GIVEN INSTRUCTION
Reproduce the entries word for word, beginning with the first line and stopping after the line that contains "data-point-diamond bbox=[968, 265, 980, 277]".

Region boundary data
^^^^^^^^
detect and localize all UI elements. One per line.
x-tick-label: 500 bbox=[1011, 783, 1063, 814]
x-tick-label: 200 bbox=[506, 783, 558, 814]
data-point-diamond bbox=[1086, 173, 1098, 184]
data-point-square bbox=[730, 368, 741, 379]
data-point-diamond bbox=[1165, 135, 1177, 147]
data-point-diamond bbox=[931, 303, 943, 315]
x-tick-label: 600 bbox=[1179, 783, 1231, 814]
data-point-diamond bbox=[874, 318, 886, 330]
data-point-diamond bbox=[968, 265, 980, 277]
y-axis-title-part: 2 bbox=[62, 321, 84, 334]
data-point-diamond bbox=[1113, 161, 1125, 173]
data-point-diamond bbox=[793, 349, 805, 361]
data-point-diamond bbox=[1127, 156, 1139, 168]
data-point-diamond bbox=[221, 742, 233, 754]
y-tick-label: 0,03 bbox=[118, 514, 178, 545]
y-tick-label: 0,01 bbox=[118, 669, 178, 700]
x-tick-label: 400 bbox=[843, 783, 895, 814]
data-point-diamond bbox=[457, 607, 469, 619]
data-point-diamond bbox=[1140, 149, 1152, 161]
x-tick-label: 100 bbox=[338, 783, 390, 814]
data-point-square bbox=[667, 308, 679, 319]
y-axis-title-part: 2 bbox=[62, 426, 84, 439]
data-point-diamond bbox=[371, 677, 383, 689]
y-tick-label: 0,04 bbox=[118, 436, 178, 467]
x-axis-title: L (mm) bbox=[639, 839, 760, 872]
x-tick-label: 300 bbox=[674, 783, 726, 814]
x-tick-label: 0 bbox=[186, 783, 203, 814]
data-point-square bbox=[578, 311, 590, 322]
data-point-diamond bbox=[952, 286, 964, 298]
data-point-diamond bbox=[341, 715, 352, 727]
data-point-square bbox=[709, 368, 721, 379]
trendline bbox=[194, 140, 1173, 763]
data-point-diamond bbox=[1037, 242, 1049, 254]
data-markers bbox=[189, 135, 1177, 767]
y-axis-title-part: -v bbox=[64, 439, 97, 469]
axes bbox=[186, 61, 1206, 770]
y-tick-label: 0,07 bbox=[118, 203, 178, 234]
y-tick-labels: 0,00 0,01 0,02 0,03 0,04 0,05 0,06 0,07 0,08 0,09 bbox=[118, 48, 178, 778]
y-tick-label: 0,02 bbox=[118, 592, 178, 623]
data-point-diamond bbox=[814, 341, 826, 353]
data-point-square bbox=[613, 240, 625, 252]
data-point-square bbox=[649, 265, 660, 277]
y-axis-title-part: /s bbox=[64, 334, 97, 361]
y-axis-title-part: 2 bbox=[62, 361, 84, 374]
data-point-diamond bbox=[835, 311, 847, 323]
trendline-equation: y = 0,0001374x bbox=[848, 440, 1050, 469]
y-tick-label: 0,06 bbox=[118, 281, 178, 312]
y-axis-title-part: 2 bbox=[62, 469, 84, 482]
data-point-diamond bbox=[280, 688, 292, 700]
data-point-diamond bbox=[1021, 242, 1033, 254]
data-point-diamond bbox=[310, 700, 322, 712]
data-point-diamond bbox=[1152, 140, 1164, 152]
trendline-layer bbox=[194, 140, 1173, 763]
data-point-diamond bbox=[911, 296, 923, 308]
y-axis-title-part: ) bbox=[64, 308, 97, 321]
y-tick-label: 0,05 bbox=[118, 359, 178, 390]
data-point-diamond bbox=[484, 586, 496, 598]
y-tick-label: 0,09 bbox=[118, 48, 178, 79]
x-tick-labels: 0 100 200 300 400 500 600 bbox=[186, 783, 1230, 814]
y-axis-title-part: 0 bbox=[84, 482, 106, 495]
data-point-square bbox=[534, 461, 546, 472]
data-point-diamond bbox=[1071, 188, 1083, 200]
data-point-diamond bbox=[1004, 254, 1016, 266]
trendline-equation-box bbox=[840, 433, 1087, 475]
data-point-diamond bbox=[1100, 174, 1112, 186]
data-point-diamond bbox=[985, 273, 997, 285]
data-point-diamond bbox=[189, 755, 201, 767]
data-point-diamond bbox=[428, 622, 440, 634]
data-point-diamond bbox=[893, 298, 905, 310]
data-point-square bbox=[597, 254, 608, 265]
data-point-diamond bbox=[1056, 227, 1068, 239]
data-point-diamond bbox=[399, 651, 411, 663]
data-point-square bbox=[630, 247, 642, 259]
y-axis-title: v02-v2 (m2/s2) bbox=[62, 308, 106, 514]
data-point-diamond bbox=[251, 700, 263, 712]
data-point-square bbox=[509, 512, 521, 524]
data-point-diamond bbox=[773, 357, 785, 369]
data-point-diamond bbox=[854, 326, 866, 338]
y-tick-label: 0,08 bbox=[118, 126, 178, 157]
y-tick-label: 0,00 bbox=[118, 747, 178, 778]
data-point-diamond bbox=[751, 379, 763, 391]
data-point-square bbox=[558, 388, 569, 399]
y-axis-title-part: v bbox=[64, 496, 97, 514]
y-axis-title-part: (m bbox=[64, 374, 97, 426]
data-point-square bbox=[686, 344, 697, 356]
^^^^^^^^
CORRECT OUTPUT
detect and localize all UI elements. One per line.
x-tick-label: 500 bbox=[1011, 783, 1063, 814]
x-tick-label: 200 bbox=[506, 783, 558, 814]
data-point-diamond bbox=[1086, 173, 1098, 184]
data-point-square bbox=[730, 368, 741, 379]
data-point-diamond bbox=[1165, 135, 1177, 147]
data-point-diamond bbox=[931, 303, 943, 315]
x-tick-label: 600 bbox=[1179, 783, 1231, 814]
data-point-diamond bbox=[874, 318, 886, 330]
data-point-diamond bbox=[968, 265, 980, 277]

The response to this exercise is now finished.